- [Data excerpts]
----
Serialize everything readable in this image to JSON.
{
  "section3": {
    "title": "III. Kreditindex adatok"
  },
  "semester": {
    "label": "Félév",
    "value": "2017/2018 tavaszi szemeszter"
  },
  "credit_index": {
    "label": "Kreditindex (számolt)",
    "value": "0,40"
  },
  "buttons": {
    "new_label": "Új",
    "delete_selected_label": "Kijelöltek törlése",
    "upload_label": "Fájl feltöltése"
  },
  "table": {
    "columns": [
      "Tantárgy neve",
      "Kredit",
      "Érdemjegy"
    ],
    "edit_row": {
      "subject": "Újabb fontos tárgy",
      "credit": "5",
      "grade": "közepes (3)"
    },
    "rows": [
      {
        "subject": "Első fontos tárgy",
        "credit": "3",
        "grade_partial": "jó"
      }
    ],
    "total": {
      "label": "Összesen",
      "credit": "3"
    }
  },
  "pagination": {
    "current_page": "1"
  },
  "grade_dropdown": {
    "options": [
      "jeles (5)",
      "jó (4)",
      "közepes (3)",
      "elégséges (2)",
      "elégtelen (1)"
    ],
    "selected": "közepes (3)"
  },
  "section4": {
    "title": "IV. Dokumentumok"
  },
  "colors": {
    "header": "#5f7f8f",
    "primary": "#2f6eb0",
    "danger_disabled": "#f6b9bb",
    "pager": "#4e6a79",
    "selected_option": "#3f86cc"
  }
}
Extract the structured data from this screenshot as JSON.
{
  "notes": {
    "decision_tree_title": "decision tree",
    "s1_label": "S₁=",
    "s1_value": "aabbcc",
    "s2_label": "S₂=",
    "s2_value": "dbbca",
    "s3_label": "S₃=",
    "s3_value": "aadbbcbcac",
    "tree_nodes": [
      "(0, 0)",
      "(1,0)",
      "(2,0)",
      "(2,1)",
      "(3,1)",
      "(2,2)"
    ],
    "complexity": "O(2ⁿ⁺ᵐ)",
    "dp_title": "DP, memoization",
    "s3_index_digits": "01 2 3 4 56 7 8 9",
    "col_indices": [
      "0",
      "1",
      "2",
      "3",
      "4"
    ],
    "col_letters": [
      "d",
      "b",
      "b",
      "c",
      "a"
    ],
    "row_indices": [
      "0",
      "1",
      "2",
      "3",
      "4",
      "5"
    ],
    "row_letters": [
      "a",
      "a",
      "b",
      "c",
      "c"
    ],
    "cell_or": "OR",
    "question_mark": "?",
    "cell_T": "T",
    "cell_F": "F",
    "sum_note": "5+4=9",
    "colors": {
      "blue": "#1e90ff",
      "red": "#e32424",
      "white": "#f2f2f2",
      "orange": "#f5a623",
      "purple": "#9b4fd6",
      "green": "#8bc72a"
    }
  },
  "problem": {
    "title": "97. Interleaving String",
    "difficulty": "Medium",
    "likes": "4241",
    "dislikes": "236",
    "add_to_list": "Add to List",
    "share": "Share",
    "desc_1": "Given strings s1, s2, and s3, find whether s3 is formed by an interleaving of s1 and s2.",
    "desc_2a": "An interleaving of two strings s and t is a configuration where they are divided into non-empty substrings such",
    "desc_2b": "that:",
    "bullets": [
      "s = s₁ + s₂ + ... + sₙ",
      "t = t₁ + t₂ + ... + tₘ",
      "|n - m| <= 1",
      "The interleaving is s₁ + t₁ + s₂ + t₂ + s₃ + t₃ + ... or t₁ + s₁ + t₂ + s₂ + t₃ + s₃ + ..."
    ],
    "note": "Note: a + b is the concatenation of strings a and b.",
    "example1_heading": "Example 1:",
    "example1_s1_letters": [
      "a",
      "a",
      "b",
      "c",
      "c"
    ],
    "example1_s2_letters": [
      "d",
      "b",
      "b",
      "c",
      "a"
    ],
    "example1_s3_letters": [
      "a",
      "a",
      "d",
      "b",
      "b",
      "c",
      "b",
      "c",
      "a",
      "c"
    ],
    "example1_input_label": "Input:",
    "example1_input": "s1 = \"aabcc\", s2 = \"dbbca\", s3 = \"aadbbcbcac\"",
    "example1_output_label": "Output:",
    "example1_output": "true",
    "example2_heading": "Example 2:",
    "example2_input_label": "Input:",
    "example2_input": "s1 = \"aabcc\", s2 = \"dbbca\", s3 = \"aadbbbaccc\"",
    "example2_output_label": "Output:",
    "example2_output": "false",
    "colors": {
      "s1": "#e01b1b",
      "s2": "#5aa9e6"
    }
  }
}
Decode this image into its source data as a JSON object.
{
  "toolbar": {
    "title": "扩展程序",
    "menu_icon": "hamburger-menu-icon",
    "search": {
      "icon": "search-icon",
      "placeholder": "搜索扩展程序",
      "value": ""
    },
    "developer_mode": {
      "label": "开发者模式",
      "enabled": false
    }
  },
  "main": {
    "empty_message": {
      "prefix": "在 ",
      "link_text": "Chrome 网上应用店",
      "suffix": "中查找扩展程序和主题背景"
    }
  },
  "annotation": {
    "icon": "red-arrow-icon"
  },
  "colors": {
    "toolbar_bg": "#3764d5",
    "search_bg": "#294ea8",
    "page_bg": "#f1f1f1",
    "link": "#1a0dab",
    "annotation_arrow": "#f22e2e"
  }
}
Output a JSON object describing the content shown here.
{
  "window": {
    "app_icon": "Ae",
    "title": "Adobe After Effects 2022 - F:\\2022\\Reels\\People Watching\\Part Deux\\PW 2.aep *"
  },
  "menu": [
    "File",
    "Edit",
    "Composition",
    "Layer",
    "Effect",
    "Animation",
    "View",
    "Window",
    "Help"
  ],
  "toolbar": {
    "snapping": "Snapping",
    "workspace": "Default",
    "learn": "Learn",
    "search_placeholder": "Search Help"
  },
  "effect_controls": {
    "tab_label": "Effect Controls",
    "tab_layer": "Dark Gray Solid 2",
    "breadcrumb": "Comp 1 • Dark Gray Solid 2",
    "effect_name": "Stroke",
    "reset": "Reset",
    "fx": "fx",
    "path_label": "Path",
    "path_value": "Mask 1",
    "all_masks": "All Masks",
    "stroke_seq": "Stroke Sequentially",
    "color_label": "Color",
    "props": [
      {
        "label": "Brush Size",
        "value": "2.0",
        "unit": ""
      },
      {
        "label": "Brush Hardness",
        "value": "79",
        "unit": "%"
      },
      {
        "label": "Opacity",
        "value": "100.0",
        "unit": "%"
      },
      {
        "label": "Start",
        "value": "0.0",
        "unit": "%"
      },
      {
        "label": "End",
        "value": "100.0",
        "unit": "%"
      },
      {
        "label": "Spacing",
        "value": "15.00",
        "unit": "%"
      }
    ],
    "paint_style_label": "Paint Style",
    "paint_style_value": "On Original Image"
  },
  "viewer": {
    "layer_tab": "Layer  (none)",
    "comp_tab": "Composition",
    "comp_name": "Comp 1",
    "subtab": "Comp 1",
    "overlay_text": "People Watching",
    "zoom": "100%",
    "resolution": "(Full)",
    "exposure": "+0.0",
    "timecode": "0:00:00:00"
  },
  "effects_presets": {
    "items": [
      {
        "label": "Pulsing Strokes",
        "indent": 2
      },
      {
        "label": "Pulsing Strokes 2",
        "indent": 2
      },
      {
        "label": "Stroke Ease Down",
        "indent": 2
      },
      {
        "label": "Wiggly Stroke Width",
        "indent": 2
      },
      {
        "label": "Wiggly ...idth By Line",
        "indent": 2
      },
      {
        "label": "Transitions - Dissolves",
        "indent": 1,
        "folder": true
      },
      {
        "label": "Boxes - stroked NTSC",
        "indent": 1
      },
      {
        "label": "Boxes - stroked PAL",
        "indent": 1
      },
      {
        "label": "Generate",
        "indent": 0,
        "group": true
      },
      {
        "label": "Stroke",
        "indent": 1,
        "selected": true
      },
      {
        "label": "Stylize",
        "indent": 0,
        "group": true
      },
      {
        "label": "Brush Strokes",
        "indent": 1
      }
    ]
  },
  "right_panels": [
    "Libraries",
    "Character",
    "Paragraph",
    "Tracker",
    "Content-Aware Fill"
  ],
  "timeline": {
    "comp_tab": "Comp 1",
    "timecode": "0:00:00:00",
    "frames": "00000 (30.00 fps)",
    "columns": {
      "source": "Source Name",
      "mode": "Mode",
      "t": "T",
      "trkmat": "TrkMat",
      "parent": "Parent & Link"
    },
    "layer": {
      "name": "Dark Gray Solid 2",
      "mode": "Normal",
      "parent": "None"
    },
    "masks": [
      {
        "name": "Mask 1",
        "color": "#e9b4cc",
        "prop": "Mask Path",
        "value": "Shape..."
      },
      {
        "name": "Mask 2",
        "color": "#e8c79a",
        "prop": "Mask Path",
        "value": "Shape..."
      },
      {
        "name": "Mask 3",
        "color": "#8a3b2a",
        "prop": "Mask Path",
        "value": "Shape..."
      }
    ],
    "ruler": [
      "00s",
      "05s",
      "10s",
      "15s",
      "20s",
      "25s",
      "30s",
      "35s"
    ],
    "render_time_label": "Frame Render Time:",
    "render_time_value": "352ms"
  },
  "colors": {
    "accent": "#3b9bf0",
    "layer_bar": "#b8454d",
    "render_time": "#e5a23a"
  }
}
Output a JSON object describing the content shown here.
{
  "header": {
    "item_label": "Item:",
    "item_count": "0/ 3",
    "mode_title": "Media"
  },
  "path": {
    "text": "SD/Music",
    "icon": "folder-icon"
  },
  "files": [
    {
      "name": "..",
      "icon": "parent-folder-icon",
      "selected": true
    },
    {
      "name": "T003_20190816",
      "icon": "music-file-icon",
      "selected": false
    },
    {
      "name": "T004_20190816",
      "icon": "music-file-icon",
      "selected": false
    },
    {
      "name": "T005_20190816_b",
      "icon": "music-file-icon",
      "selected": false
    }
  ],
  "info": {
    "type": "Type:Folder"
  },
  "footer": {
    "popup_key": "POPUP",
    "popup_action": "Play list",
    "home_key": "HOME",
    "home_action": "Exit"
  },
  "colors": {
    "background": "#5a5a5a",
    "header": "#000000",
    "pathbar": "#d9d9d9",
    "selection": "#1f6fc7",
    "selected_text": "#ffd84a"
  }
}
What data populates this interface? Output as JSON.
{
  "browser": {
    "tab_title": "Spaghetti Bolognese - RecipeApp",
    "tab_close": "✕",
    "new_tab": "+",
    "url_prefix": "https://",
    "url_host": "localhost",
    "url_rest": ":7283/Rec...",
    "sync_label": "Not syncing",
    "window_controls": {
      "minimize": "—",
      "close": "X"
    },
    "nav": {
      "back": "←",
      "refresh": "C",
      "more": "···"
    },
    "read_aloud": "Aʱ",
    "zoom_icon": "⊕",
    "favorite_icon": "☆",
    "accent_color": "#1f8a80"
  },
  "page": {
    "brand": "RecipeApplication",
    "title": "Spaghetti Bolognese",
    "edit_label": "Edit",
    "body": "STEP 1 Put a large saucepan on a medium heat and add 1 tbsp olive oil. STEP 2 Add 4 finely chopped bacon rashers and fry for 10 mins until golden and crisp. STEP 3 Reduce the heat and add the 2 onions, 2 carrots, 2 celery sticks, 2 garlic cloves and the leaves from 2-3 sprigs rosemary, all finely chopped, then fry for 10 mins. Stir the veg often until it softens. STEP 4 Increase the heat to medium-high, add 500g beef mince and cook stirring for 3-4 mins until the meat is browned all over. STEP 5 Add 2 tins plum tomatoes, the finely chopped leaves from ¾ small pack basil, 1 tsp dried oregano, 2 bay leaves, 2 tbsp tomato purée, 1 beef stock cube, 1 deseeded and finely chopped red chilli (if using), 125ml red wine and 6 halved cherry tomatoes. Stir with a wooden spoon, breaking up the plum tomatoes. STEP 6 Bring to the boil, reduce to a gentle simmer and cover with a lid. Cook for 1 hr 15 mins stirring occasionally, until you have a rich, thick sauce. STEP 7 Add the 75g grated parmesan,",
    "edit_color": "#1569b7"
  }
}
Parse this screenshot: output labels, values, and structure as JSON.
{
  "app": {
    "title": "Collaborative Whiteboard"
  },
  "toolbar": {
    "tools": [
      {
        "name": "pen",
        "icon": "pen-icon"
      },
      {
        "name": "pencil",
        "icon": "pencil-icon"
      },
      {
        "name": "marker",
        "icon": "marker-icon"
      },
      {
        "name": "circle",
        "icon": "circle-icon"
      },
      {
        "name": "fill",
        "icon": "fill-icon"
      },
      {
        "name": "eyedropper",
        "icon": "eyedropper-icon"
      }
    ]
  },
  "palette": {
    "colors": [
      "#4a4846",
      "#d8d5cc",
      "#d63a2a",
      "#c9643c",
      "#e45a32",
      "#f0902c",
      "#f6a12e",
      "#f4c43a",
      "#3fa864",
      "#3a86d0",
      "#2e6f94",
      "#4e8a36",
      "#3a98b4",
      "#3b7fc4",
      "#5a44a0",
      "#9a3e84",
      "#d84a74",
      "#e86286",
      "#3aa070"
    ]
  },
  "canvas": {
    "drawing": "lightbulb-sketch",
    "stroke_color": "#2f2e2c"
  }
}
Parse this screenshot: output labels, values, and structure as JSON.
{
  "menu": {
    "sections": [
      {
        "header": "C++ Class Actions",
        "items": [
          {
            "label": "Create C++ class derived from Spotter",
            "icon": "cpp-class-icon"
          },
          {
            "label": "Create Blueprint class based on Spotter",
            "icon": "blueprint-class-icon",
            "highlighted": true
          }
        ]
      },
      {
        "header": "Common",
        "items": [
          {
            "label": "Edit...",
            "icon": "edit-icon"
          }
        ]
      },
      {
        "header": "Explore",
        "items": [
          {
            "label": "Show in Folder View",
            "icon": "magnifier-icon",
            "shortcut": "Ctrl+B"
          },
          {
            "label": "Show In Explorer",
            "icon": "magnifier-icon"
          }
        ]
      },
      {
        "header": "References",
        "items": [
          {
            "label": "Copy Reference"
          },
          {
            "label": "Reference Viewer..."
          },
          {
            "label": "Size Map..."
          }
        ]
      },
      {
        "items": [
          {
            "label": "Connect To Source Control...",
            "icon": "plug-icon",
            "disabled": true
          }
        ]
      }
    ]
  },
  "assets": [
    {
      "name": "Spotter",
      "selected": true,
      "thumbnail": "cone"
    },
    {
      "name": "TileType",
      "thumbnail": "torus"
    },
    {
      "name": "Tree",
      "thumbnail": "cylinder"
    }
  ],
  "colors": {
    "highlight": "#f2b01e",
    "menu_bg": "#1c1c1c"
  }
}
----
- [Problem to solve]
Set out every line from the material that contains the string "Watching".

- [Exercise solution]
    "title": "Adobe After Effects 2022 - F:\\2022\\Reels\\People Watching\\Part Deux\\PW 2.aep *"
    "overlay_text": "People Watching",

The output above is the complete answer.